- **What the exercise asks**: Every entry must be given again exactly.

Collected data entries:
════════
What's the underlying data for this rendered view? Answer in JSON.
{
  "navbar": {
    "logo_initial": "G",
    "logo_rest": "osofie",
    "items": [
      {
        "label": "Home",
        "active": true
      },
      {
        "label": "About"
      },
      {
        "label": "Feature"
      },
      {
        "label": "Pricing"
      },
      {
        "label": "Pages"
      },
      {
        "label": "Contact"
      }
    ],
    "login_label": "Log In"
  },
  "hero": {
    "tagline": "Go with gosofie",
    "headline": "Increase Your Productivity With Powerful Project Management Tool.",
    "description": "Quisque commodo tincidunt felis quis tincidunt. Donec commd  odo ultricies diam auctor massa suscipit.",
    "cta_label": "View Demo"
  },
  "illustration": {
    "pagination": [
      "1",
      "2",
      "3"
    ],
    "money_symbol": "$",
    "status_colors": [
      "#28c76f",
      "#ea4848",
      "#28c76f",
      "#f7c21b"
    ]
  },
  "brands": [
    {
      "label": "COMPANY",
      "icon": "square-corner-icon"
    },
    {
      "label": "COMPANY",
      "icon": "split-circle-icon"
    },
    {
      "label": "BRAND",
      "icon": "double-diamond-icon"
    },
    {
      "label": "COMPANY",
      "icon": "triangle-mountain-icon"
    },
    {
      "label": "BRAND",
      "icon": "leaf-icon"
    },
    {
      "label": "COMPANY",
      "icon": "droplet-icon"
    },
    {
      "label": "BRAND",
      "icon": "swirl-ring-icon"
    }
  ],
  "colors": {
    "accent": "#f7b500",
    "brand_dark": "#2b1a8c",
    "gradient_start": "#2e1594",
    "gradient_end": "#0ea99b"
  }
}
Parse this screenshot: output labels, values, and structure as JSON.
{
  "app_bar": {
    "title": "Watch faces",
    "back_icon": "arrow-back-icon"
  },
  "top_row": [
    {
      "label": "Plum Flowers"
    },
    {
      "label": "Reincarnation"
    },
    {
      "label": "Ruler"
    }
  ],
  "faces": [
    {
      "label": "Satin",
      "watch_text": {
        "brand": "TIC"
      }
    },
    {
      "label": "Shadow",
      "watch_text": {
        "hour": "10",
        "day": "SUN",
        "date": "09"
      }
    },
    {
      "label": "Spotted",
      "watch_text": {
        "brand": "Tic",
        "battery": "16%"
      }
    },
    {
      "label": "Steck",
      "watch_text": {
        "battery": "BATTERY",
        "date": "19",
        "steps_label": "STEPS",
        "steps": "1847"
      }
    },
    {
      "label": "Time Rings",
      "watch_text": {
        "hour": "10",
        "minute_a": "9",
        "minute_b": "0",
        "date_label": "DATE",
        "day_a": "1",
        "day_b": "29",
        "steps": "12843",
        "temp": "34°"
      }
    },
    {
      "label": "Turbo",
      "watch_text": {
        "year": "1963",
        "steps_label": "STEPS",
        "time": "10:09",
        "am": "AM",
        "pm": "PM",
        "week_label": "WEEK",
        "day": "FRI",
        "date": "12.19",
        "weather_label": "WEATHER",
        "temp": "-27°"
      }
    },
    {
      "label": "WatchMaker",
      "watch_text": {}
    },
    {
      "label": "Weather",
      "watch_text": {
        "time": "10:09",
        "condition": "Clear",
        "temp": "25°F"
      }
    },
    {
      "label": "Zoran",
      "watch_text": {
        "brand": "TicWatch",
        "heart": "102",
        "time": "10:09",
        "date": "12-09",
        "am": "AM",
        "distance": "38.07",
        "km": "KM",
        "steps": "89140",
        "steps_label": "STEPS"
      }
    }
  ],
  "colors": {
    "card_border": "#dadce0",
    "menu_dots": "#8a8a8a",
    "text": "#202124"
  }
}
════════
- **Output for this exercise**:
What's the underlying data for this rendered view? Answer in JSON.
{
  "navbar": {
    "logo_initial": "G",
    "logo_rest": "osofie",
    "items": [
      {
        "label": "Home",
        "active": true
      },
      {
        "label": "About"
      },
      {
        "label": "Feature"
      },
      {
        "label": "Pricing"
      },
      {
        "label": "Pages"
      },
      {
        "label": "Contact"
      }
    ],
    "login_label": "Log In"
  },
  "hero": {
    "tagline": "Go with gosofie",
    "headline": "Increase Your Productivity With Powerful Project Management Tool.",
    "description": "Quisque commodo tincidunt felis quis tincidunt. Donec commd  odo ultricies diam auctor massa suscipit.",
    "cta_label": "View Demo"
  },
  "illustration": {
    "pagination": [
      "1",
      "2",
      "3"
    ],
    "money_symbol": "$",
    "status_colors": [
      "#28c76f",
      "#ea4848",
      "#28c76f",
      "#f7c21b"
    ]
  },
  "brands": [
    {
      "label": "COMPANY",
      "icon": "square-corner-icon"
    },
    {
      "label": "COMPANY",
      "icon": "split-circle-icon"
    },
    {
      "label": "BRAND",
      "icon": "double-diamond-icon"
    },
    {
      "label": "COMPANY",
      "icon": "triangle-mountain-icon"
    },
    {
      "label": "BRAND",
      "icon": "leaf-icon"
    },
    {
      "label": "COMPANY",
      "icon": "droplet-icon"
    },
    {
      "label": "BRAND",
      "icon": "swirl-ring-icon"
    }
  ],
  "colors": {
    "accent": "#f7b500",
    "brand_dark": "#2b1a8c",
    "gradient_start": "#2e1594",
    "gradient_end": "#0ea99b"
  }
}
Parse this screenshot: output labels, values, and structure as JSON.
{
  "app_bar": {
    "title": "Watch faces",
    "back_icon": "arrow-back-icon"
  },
  "top_row": [
    {
      "label": "Plum Flowers"
    },
    {
      "label": "Reincarnation"
    },
    {
      "label": "Ruler"
    }
  ],
  "faces": [
    {
      "label": "Satin",
      "watch_text": {
        "brand": "TIC"
      }
    },
    {
      "label": "Shadow",
      "watch_text": {
        "hour": "10",
        "day": "SUN",
        "date": "09"
      }
    },
    {
      "label": "Spotted",
      "watch_text": {
        "brand": "Tic",
        "battery": "16%"
      }
    },
    {
      "label": "Steck",
      "watch_text": {
        "battery": "BATTERY",
        "date": "19",
        "steps_label": "STEPS",
        "steps": "1847"
      }
    },
    {
      "label": "Time Rings",
      "watch_text": {
        "hour": "10",
        "minute_a": "9",
        "minute_b": "0",
        "date_label": "DATE",
        "day_a": "1",
        "day_b": "29",
        "steps": "12843",
        "temp": "34°"
      }
    },
    {
      "label": "Turbo",
      "watch_text": {
        "year": "1963",
        "steps_label": "STEPS",
        "time": "10:09",
        "am": "AM",
        "pm": "PM",
        "week_label": "WEEK",
        "day": "FRI",
        "date": "12.19",
        "weather_label": "WEATHER",
        "temp": "-27°"
      }
    },
    {
      "label": "WatchMaker",
      "watch_text": {}
    },
    {
      "label": "Weather",
      "watch_text": {
        "time": "10:09",
        "condition": "Clear",
        "temp": "25°F"
      }
    },
    {
      "label": "Zoran",
      "watch_text": {
        "brand": "TicWatch",
        "heart": "102",
        "time": "10:09",
        "date": "12-09",
        "am": "AM",
        "distance": "38.07",
        "km": "KM",
        "steps": "89140",
        "steps_label": "STEPS"
      }
    }
  ],
  "colors": {
    "card_border": "#dadce0",
    "menu_dots": "#8a8a8a",
    "text": "#202124"
  }
}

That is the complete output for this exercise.